### Problem set
**1.** Answer these questions from the footnotes, one line each:
(a) Which two sources did Congress pattern the Hobbs Act after?
(b) On what does the Court say it grounds its judgment about Robbins's claim?
(c) Under Section 6–2–402, what intent must a person have to commit blackmail?
**2.** Using the footnotes, explain in one to three sentences why the Court does not accept Justice Ginsburg's point that fear of many lawsuits is a poor reason to refuse a Bivens action.
**3.** Say whether each statement agrees with the footnotes. Answer yes or no, and quote the words that decide it.
(a) The legislative history of the Hobbs Act is rich in detail about extortion.
(b) The Hobbs Act extended common law extortion to cover private perpetrators.
(c) Under Section 6–2–402, threatening to accuse a person of immoral conduct can count as blackmail.

━━━ Selected passage ━━━

11 Justice Ginsburg points out that apprehension of many lawsuits is not a good reason to refrain from creating a Bivens action. Post, at 10–11, 15. But there is a world of difference between a popular Bivens remedy for a well-defined violation, on the one hand, and (on the other) litigation invited because the elements of a claim are so unclear that no one can tell in advance what claim might qualify or what might not. We ground our judgment on the elusiveness of a limiting principle for Robbins’s claim, not on the potential popularity of a claim that could be well defined.
12 Although the legislative history of the Hobbs Act is generally “sparse and unilluminating with respect to the offense of extortion,” Evans, 504 U. S., at 264, we know that Congress patterned the Act after two sources of law: “the Penal Code of New York and the Field Code, a 19th-century model penal code,” Scheidler, 537 U. S., at 403. In borrowing from these sources, the Hobbs Act expanded the scope of common law extortion to include private perpetrators while retaining the core idea of extortion as a species of corruption, akin to bribery. But Robbins provides no basis for believing that Congress thought of broadening the definition of extortion under color of official right beyond its common law meaning.
13 Section 6–2–402 provides: “(a) A person commits blackmail if, with the intent to obtain property of another or to compel action or inaction by any person against his will, the person: . . . . . “(ii) Accuses or threatens to accuse a person of a crime or immoral conduct which would tend to degrade or disgrace the person or subject him to the ridicule or contempt of society.”

━━━ Record excerpts ━━━

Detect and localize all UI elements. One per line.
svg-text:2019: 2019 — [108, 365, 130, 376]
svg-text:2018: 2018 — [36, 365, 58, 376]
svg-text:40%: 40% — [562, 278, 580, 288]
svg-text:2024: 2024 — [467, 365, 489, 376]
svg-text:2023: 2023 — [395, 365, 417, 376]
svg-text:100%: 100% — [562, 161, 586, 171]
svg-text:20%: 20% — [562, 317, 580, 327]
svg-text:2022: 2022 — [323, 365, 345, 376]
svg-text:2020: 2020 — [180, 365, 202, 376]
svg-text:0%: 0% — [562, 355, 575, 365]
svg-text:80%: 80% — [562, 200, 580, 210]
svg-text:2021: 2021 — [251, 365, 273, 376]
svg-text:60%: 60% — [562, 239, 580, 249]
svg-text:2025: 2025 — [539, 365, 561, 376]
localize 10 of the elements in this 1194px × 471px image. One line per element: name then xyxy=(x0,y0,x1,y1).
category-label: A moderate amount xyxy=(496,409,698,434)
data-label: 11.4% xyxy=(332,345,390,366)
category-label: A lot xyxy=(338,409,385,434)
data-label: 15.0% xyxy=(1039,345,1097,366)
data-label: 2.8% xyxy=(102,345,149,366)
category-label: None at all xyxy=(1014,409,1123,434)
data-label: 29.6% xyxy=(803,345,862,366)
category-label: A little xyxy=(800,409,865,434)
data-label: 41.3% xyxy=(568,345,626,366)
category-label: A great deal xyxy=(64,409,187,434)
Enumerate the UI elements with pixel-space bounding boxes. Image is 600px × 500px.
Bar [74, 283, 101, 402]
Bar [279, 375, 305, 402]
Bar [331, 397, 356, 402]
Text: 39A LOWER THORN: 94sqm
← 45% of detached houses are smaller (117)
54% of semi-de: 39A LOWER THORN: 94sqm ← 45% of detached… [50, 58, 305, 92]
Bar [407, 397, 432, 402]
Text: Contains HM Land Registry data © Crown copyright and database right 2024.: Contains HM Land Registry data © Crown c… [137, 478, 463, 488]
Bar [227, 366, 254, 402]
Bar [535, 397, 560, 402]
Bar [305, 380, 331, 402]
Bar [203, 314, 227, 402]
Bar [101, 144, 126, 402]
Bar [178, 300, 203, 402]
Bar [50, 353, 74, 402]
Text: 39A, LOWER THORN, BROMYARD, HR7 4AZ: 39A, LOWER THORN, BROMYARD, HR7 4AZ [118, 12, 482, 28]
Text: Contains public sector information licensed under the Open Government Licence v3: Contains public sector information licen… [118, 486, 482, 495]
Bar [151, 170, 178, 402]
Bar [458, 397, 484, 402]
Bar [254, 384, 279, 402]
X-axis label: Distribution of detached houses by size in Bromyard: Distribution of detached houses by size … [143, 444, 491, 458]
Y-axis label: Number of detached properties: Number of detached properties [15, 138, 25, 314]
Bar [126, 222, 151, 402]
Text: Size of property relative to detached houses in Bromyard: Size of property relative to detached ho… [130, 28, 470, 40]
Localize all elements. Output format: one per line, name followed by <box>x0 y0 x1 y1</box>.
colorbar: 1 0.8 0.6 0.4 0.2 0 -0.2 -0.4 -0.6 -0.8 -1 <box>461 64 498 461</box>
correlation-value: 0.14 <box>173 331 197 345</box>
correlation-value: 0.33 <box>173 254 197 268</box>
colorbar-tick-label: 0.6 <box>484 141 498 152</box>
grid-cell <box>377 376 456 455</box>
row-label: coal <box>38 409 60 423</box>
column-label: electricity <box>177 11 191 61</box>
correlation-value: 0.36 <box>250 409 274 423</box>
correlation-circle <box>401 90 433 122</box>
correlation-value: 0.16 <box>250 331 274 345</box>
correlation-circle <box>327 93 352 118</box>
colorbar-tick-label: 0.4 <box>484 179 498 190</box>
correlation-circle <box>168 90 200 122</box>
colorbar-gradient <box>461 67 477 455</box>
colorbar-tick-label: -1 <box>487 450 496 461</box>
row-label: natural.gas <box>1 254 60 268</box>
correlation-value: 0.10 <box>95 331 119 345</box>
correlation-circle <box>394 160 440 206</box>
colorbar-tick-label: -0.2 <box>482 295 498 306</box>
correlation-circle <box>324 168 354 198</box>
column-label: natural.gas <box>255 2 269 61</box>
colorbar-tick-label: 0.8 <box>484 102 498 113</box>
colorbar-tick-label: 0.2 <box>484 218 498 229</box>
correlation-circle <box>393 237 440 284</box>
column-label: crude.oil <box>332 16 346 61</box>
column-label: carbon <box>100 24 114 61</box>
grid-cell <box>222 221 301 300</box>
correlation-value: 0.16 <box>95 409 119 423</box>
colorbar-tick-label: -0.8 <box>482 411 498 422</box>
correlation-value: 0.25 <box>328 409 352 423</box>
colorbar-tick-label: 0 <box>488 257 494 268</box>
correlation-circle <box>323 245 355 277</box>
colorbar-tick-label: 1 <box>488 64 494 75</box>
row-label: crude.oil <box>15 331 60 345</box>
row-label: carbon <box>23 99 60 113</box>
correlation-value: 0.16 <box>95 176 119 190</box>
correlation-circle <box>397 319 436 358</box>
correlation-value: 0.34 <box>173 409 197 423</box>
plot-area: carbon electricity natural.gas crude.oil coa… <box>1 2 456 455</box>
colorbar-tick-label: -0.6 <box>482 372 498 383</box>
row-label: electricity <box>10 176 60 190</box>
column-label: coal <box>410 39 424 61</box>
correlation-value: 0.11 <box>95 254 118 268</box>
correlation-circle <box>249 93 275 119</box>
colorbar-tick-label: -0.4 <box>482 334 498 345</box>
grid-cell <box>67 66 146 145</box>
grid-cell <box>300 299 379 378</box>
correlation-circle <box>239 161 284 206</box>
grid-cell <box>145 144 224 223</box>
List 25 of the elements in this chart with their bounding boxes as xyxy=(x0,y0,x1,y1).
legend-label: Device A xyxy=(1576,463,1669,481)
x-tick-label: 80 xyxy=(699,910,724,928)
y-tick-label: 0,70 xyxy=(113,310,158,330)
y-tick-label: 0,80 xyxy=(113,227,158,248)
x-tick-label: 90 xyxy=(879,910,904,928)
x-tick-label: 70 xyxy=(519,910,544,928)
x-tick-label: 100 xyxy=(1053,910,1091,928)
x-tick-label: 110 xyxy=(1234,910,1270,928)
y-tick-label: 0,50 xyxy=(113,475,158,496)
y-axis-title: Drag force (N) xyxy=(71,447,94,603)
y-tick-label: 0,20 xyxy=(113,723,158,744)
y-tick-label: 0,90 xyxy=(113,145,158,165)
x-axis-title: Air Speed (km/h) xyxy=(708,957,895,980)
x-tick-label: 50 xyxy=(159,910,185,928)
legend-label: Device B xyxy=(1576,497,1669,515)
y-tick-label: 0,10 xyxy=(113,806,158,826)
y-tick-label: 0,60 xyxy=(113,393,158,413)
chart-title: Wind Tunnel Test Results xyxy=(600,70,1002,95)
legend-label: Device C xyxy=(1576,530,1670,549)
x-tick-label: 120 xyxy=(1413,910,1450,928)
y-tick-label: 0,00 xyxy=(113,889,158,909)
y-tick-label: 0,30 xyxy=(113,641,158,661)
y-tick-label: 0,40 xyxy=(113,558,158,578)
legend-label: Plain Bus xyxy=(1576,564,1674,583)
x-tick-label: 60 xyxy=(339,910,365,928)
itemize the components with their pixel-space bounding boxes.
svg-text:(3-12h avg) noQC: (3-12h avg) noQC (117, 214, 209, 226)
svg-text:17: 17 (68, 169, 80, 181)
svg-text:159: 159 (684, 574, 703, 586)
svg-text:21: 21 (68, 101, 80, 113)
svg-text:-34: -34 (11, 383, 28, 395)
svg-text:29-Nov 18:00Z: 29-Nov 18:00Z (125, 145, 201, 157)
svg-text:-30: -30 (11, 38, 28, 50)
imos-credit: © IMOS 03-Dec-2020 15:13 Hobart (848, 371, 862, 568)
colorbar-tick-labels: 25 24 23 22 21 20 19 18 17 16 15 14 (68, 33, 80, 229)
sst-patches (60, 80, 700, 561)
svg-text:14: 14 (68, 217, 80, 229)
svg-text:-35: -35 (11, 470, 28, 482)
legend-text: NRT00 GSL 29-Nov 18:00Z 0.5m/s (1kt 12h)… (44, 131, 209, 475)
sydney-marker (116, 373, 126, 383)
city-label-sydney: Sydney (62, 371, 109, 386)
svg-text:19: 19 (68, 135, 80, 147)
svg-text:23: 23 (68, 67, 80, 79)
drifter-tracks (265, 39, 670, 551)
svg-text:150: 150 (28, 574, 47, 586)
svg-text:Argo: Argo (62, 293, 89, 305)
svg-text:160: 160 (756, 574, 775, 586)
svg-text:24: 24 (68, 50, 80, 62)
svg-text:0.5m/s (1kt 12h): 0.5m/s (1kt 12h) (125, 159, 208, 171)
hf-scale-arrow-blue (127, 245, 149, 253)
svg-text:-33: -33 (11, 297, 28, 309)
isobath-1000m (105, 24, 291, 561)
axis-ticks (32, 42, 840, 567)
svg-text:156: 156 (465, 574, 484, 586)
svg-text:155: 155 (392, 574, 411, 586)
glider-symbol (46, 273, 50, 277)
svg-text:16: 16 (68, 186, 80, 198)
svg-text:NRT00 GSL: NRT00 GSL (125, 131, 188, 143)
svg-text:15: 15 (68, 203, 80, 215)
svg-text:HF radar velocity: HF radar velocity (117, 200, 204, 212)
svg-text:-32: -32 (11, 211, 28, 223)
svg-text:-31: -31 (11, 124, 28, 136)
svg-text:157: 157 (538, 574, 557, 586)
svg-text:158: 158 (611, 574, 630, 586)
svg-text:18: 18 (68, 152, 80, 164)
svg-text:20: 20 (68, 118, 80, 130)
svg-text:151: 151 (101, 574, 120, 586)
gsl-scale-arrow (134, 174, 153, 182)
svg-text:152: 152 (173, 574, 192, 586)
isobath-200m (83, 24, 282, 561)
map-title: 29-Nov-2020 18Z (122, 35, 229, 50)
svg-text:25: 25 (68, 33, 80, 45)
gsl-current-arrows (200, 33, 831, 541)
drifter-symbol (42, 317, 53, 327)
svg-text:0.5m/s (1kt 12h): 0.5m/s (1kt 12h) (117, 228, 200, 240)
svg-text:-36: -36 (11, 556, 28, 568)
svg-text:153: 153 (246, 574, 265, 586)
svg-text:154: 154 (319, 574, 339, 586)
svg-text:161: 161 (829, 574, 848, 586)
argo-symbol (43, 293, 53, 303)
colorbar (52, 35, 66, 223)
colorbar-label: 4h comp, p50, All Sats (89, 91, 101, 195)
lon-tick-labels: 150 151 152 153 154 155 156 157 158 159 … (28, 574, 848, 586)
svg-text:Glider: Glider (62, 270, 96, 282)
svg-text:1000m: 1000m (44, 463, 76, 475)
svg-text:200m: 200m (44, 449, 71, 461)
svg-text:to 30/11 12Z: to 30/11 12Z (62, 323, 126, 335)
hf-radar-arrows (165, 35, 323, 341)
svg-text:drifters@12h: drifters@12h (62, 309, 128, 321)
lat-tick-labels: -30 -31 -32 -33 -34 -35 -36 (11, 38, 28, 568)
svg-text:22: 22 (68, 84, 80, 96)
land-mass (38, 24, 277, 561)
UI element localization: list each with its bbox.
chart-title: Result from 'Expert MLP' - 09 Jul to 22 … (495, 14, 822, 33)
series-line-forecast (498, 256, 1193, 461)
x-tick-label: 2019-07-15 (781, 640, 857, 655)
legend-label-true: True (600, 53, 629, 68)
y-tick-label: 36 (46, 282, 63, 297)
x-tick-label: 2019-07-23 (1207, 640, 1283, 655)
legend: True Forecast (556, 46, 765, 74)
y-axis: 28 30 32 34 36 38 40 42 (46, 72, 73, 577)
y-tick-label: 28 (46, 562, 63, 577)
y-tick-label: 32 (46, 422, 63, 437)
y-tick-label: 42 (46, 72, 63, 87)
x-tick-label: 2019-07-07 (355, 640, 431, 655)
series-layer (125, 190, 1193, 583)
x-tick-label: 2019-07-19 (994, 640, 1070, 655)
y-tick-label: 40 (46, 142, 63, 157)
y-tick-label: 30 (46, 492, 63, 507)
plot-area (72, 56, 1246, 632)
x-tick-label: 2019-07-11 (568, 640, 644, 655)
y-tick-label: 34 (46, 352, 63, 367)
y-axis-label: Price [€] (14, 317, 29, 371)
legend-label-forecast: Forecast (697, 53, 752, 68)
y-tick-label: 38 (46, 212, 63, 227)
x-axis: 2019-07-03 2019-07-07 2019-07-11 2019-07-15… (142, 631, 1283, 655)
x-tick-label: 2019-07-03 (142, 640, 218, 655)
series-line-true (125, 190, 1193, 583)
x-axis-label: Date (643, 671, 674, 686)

━━━

### Per-task outputs
**1.**
(a) The Penal Code of New York and the Field Code, a 19th-century model penal code.
(b) On the elusiveness of a limiting principle for Robbins's claim.
(c) The intent to obtain property of another or to compel action or inaction by any person against his will.

**2.** The Court says that a popular Bivens remedy for a well-defined violation differs greatly from litigation invited because a claim's elements are so unclear that no one can tell in advance what might qualify. Its judgment rests on the lack of a limiting principle for Robbins's claim, not on how popular a well-defined claim might become.

**3.**
(a) No: "sparse and unilluminating with respect to the offense of extortion"
(b) Yes: "the Hobbs Act expanded the scope of common law extortion to include private perpetrators"
(c) Yes: "Accuses or threatens to accuse a person of a crime or immoral conduct"